GIVEN TASK A
Collect every line of the listing below that contains the string "Poller", matching case exactly.

>> begin SOURCE EXTRACT

Hi, I'm doing a study of the difference between the songs in the Broadway version and the film version of Cabaret.
I was just wondering if anybody knew the reasons that so many songs were cut (eg. Don't Tell Mama, It Couldn't Please Me More, Why Should I Wake Up? Married, Sitting Prety, Perfectly Marvelous, So What?) etc - I know songs such as Mein Herr, Maybe This Time, Money, Money etc were written for the film but I was wondering if there were specific reasons for this? If so - how do you know? Sorry to be anoying asking all the questions but seeing as it's a study I need to provde referencing, if anyone knows of any websites/books that would be great.
If you don't know the real reasons but wish to join the discussion anyway, that's fine! I'd love to know your opinions :) Thank you!
Maybe This Time wasn't written for the movie. Liza Minnelli had recorded it before the movie. I'm not sure if it was written for her just as a solo song or not. But, she was lobbying for the role of Sally in the Broadway show for aaaages, so it's possible Kander and Ebb wrote this song for the show when they believed Liza would be starring in it. When Liza wasn't given the role, the idea of Sally deliberately not being the greatest singer in the world seems to have taken off. Liza and Fred Ebb persuaded Fosse to put Maybe This Time in the movie. Fosse didn't understand why Sally would be working in such a dive if she performed such an amazing song so well, and Liza suggested that maybe it's one of those nights where she gives all she's got, but there's nobody around to see it.

>> end SOURCE EXTRACT
>> begin ENTRIES SUPPLIED

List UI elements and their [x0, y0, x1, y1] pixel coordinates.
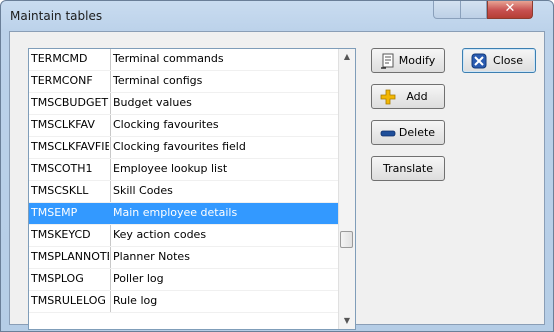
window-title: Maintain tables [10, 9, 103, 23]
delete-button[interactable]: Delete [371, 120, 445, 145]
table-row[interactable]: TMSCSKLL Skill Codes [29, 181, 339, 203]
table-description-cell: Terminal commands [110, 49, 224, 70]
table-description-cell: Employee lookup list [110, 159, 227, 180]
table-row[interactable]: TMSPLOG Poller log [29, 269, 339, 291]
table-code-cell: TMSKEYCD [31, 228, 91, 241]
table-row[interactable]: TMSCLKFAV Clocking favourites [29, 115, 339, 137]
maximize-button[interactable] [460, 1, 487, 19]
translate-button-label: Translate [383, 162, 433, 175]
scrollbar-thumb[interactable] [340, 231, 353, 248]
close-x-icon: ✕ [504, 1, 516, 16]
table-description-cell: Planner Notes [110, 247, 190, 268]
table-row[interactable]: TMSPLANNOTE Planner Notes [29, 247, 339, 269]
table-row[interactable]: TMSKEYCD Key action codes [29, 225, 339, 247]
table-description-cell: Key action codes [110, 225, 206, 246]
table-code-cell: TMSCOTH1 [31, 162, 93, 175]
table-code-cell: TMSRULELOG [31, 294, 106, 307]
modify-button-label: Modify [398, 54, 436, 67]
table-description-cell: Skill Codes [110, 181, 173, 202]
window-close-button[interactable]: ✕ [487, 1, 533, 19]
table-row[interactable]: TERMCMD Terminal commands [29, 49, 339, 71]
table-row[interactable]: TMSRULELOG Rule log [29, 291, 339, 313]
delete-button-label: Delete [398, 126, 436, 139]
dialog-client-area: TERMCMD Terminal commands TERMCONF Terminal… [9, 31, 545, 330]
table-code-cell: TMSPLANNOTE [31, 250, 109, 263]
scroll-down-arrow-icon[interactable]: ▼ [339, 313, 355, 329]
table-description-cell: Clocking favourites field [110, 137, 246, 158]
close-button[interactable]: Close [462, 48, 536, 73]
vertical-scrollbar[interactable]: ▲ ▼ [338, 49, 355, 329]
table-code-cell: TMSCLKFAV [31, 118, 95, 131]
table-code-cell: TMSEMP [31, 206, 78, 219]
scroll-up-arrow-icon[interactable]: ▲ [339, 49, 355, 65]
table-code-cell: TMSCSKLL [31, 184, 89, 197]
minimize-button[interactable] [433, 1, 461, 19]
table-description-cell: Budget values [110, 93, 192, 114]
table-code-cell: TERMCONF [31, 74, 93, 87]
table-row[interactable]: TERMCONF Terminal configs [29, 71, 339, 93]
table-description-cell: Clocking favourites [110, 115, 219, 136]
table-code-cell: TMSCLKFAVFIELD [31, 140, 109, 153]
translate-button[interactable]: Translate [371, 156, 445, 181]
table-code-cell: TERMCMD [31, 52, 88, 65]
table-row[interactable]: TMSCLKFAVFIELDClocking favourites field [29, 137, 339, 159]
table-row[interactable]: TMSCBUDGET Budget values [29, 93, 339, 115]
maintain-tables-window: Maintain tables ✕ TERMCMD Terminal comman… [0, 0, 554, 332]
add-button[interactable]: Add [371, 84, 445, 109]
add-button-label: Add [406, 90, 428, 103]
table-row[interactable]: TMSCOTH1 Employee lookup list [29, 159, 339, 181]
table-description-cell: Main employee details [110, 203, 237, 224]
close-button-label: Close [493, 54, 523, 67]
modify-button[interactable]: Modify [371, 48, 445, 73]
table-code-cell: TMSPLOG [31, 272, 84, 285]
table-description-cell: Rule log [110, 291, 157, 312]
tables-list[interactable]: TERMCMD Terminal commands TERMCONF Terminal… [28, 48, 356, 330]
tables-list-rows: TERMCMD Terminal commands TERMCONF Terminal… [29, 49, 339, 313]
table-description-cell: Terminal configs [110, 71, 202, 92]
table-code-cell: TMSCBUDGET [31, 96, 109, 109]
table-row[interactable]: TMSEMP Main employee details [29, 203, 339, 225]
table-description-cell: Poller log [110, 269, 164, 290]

>> end ENTRIES SUPPLIED

GIVEN TASK B
Write out the Cabaret discussion above word for word, everything from "I was just wondering" down to "opinions :) Thank you!".

RESPONSE A
table-row[interactable]: TMSPLOG Poller log [29, 269, 339, 291]
table-description-cell: Poller log [110, 269, 164, 290]

RESPONSE B
I was just wondering if anybody knew the reasons that so many songs were cut (eg. Don't Tell Mama, It Couldn't Please Me More, Why Should I Wake Up? Married, Sitting Prety, Perfectly Marvelous, So What?) etc - I know songs such as Mein Herr, Maybe This Time, Money, Money etc were written for the film but I was wondering if there were specific reasons for this? If so - how do you know? Sorry to be anoying asking all the questions but seeing as it's a study I need to provde referencing, if anyone knows of any websites/books that would be great.
If you don't know the real reasons but wish to join the discussion anyway, that's fine! I'd love to know your opinions :) Thank you!